**REQUIREMENT**: Without the pictures, can you quote each line below exactly?

Dataset records:
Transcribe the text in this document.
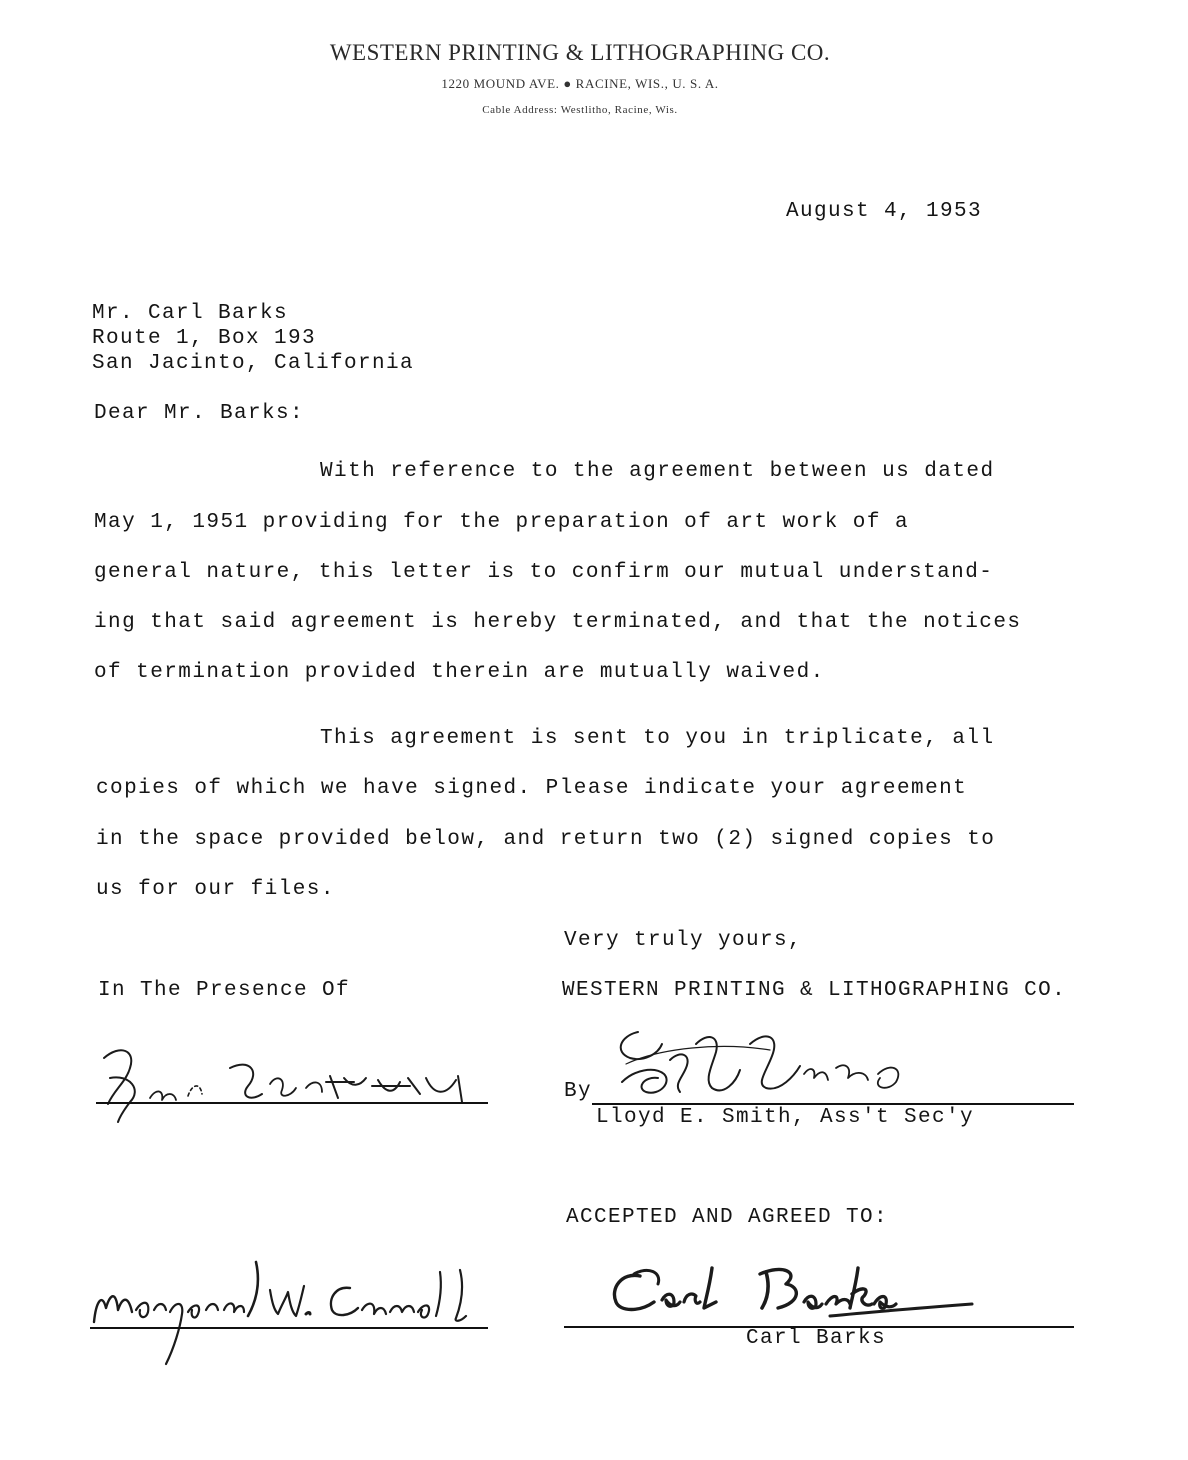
WESTERN PRINTING & LITHOGRAPHING CO.
1220 MOUND AVE. ● RACINE, WIS., U. S. A.
Cable Address: Westlitho, Racine, Wis.
August 4, 1953
Mr. Carl Barks
Route 1, Box 193
San Jacinto, California
Dear Mr. Barks:
With reference to the agreement between us dated
May 1, 1951 providing for the preparation of art work of a
general nature, this letter is to confirm our mutual understand-
ing that said agreement is hereby terminated, and that the notices
of termination provided therein are mutually waived.
This agreement is sent to you in triplicate, all
copies of which we have signed. Please indicate your agreement
in the space provided below, and return two (2) signed copies to
us for our files.
Very truly yours,
In The Presence Of	WESTERN PRINTING & LITHOGRAPHING CO.
By
Lloyd E. Smith, Ass't Sec'y
ACCEPTED AND AGREED TO:
Carl Barks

**ANSWER TO THE EXERCISE**:
Transcribe the text in this document.
WESTERN PRINTING & LITHOGRAPHING CO.
1220 MOUND AVE. ● RACINE, WIS., U. S. A.
Cable Address: Westlitho, Racine, Wis.
August 4, 1953
Mr. Carl Barks
Route 1, Box 193
San Jacinto, California
Dear Mr. Barks:
With reference to the agreement between us dated
May 1, 1951 providing for the preparation of art work of a
general nature, this letter is to confirm our mutual understand-
ing that said agreement is hereby terminated, and that the notices
of termination provided therein are mutually waived.
This agreement is sent to you in triplicate, all
copies of which we have signed. Please indicate your agreement
in the space provided below, and return two (2) signed copies to
us for our files.
Very truly yours,
In The Presence Of	WESTERN PRINTING & LITHOGRAPHING CO.
By
Lloyd E. Smith, Ass't Sec'y
ACCEPTED AND AGREED TO:
Carl Barks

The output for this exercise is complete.